Exercise requirements:
Select all lines in the records that include "Hauptstrasse".

Records:
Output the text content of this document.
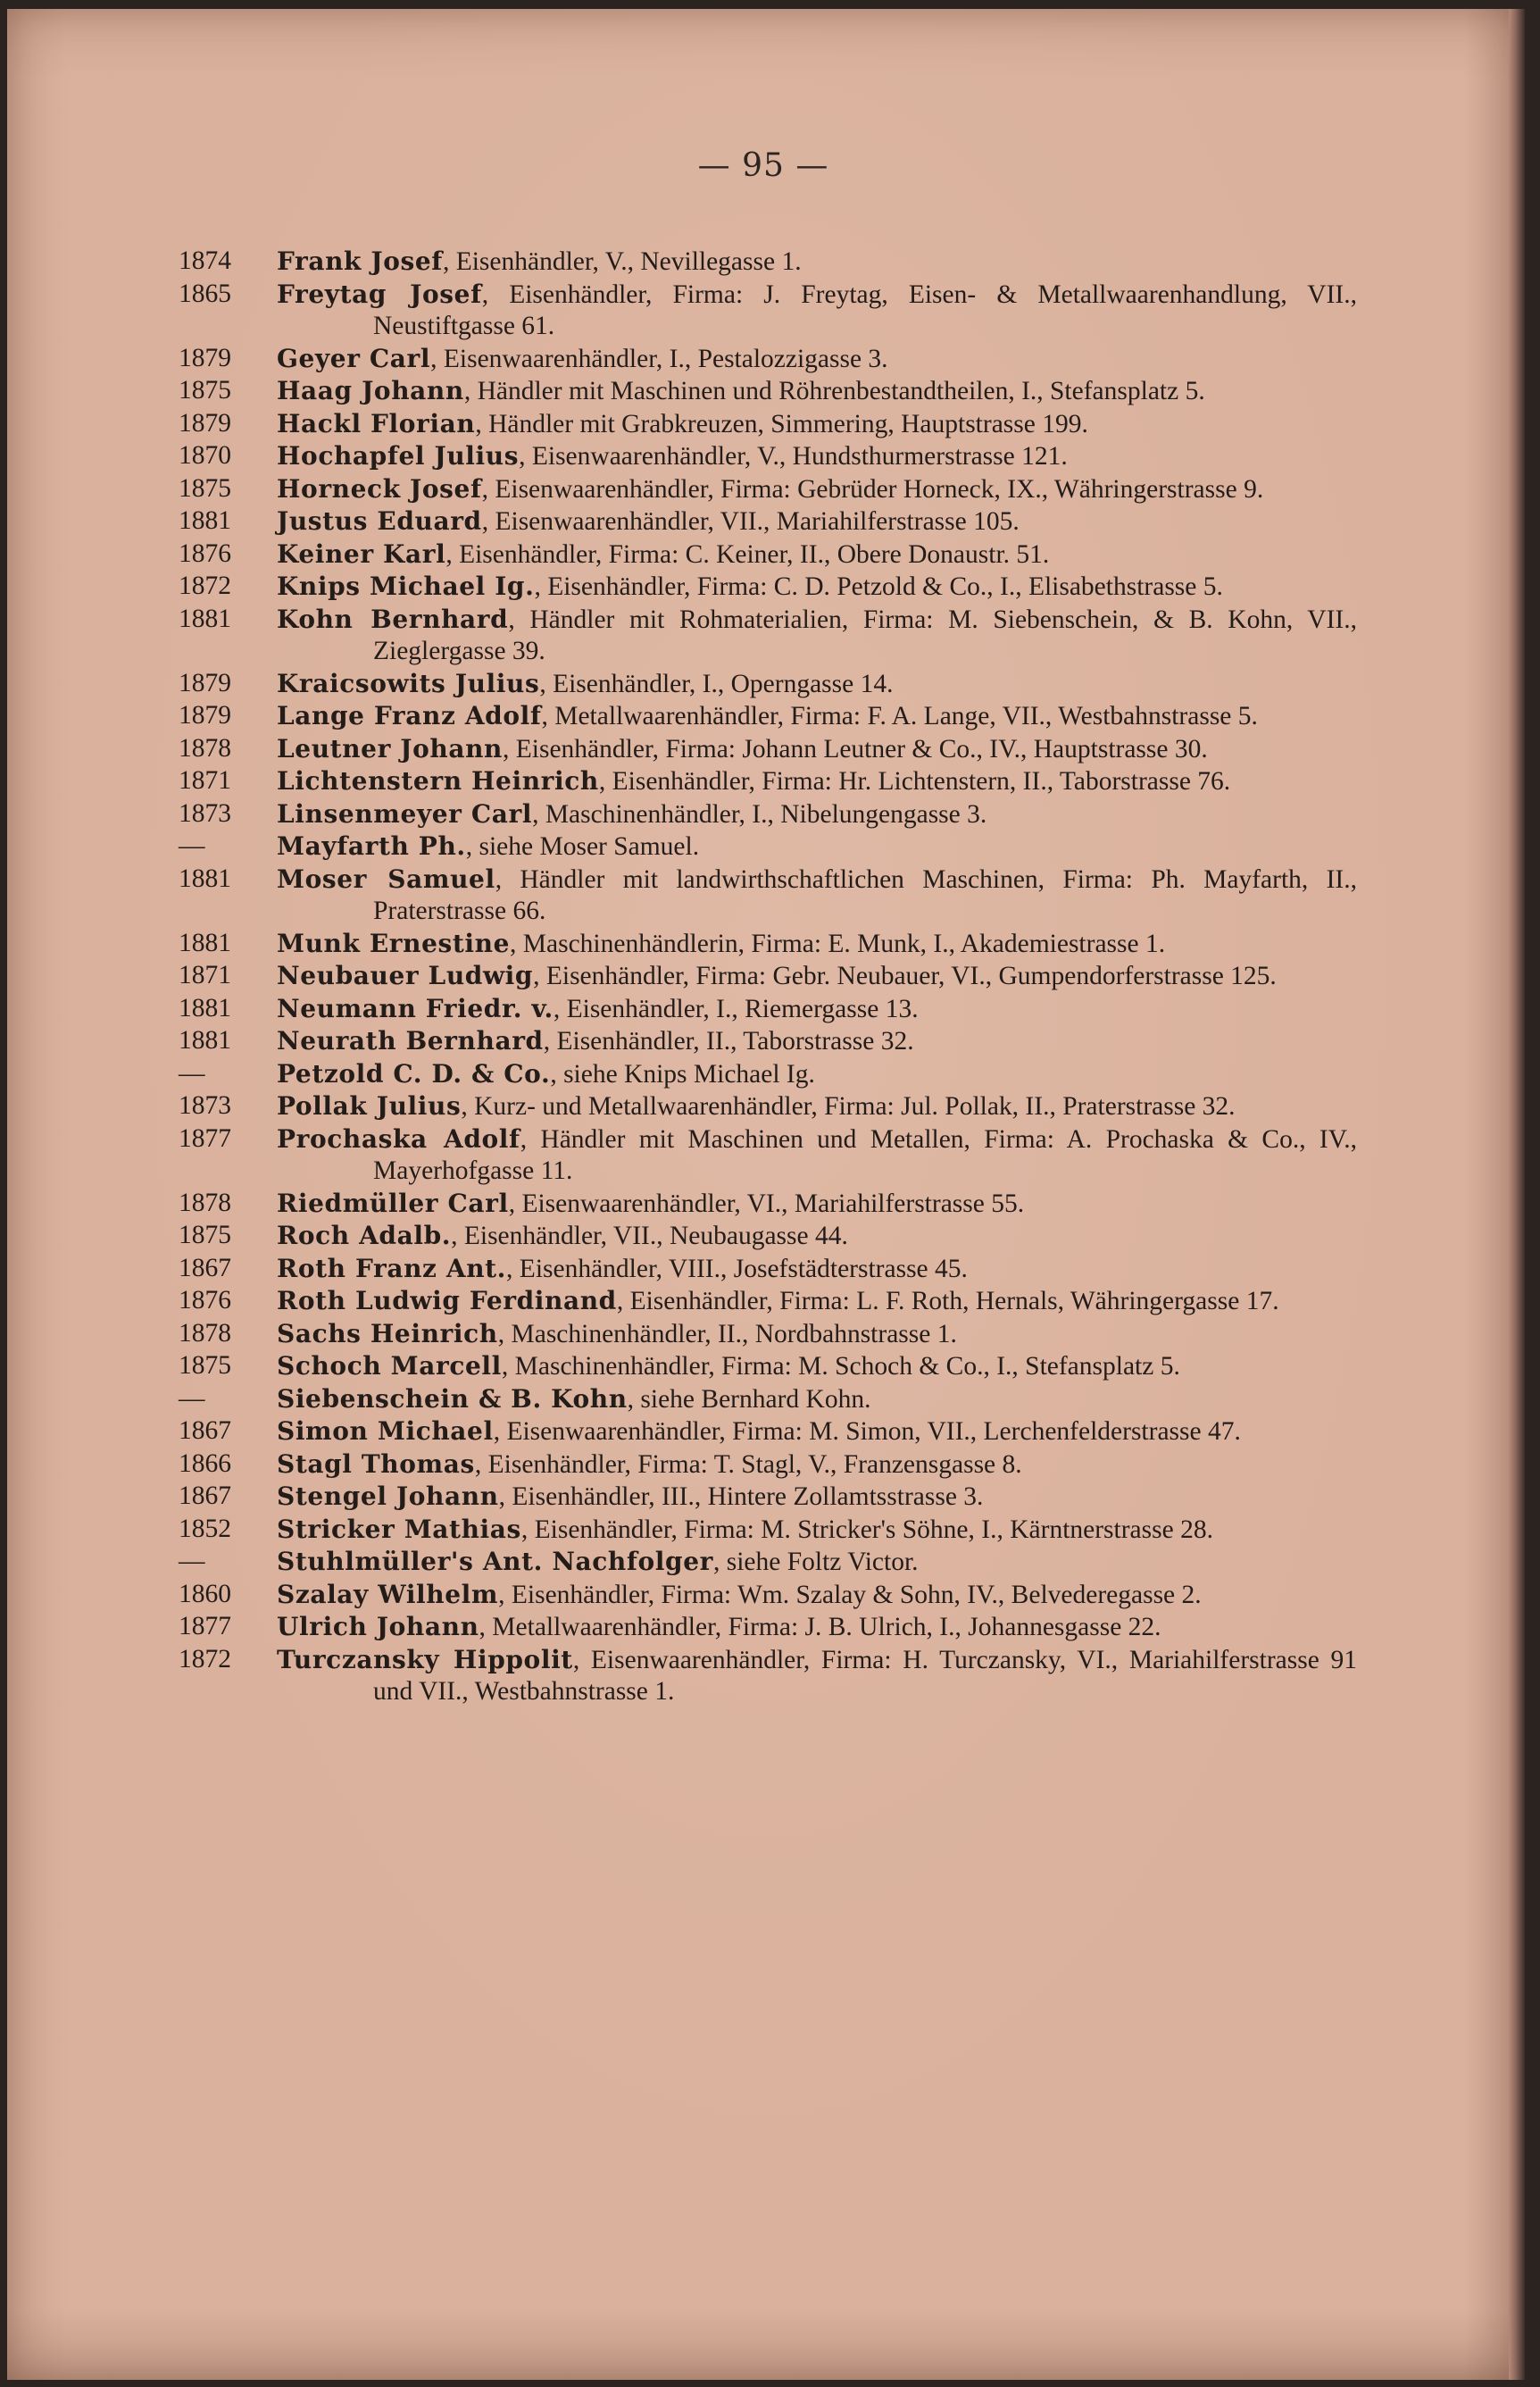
— 95 —
1874	Frank Josef, Eisenhändler, V., Nevillegasse 1.
1865	Freytag Josef, Eisenhändler, Firma: J. Freytag, Eisen- & Metallwaarenhandlung, VII., Neustiftgasse 61.
1879	Geyer Carl, Eisenwaarenhändler, I., Pestalozzigasse 3.
1875	Haag Johann, Händler mit Maschinen und Röhrenbestandtheilen, I., Stefansplatz 5.
1879	Hackl Florian, Händler mit Grabkreuzen, Simmering, Hauptstrasse 199.
1870	Hochapfel Julius, Eisenwaarenhändler, V., Hundsthurmerstrasse 121.
1875	Horneck Josef, Eisenwaarenhändler, Firma: Gebrüder Horneck, IX., Währingerstrasse 9.
1881	Justus Eduard, Eisenwaarenhändler, VII., Mariahilferstrasse 105.
1876	Keiner Karl, Eisenhändler, Firma: C. Keiner, II., Obere Donaustr. 51.
1872	Knips Michael Ig., Eisenhändler, Firma: C. D. Petzold & Co., I., Elisabethstrasse 5.
1881	Kohn Bernhard, Händler mit Rohmaterialien, Firma: M. Siebenschein, & B. Kohn, VII., Zieglergasse 39.
1879	Kraicsowits Julius, Eisenhändler, I., Operngasse 14.
1879	Lange Franz Adolf, Metallwaarenhändler, Firma: F. A. Lange, VII., Westbahnstrasse 5.
1878	Leutner Johann, Eisenhändler, Firma: Johann Leutner & Co., IV., Hauptstrasse 30.
1871	Lichtenstern Heinrich, Eisenhändler, Firma: Hr. Lichtenstern, II., Taborstrasse 76.
1873	Linsenmeyer Carl, Maschinenhändler, I., Nibelungengasse 3.
—	Mayfarth Ph., siehe Moser Samuel.
1881	Moser Samuel, Händler mit landwirthschaftlichen Maschinen, Firma: Ph. Mayfarth, II., Praterstrasse 66.
1881	Munk Ernestine, Maschinenhändlerin, Firma: E. Munk, I., Akademiestrasse 1.
1871	Neubauer Ludwig, Eisenhändler, Firma: Gebr. Neubauer, VI., Gumpendorferstrasse 125.
1881	Neumann Friedr. v., Eisenhändler, I., Riemergasse 13.
1881	Neurath Bernhard, Eisenhändler, II., Taborstrasse 32.
—	Petzold C. D. & Co., siehe Knips Michael Ig.
1873	Pollak Julius, Kurz- und Metallwaarenhändler, Firma: Jul. Pollak, II., Praterstrasse 32.
1877	Prochaska Adolf, Händler mit Maschinen und Metallen, Firma: A. Prochaska & Co., IV., Mayerhofgasse 11.
1878	Riedmüller Carl, Eisenwaarenhändler, VI., Mariahilferstrasse 55.
1875	Roch Adalb., Eisenhändler, VII., Neubaugasse 44.
1867	Roth Franz Ant., Eisenhändler, VIII., Josefstädterstrasse 45.
1876	Roth Ludwig Ferdinand, Eisenhändler, Firma: L. F. Roth, Hernals, Währingergasse 17.
1878	Sachs Heinrich, Maschinenhändler, II., Nordbahnstrasse 1.
1875	Schoch Marcell, Maschinenhändler, Firma: M. Schoch & Co., I., Stefansplatz 5.
—	Siebenschein & B. Kohn, siehe Bernhard Kohn.
1867	Simon Michael, Eisenwaarenhändler, Firma: M. Simon, VII., Lerchenfelderstrasse 47.
1866	Stagl Thomas, Eisenhändler, Firma: T. Stagl, V., Franzensgasse 8.
1867	Stengel Johann, Eisenhändler, III., Hintere Zollamtsstrasse 3.
1852	Stricker Mathias, Eisenhändler, Firma: M. Stricker's Söhne, I., Kärntnerstrasse 28.
—	Stuhlmüller's Ant. Nachfolger, siehe Foltz Victor.
1860	Szalay Wilhelm, Eisenhändler, Firma: Wm. Szalay & Sohn, IV., Belvederegasse 2.
1877	Ulrich Johann, Metallwaarenhändler, Firma: J. B. Ulrich, I., Johannesgasse 22.
1872	Turczansky Hippolit, Eisenwaarenhändler, Firma: H. Turczansky, VI., Mariahilferstrasse 91 und VII., Westbahnstrasse 1.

Exercise output:
1879	Hackl Florian, Händler mit Grabkreuzen, Simmering, Hauptstrasse 199.
1878	Leutner Johann, Eisenhändler, Firma: Johann Leutner & Co., IV., Hauptstrasse 30.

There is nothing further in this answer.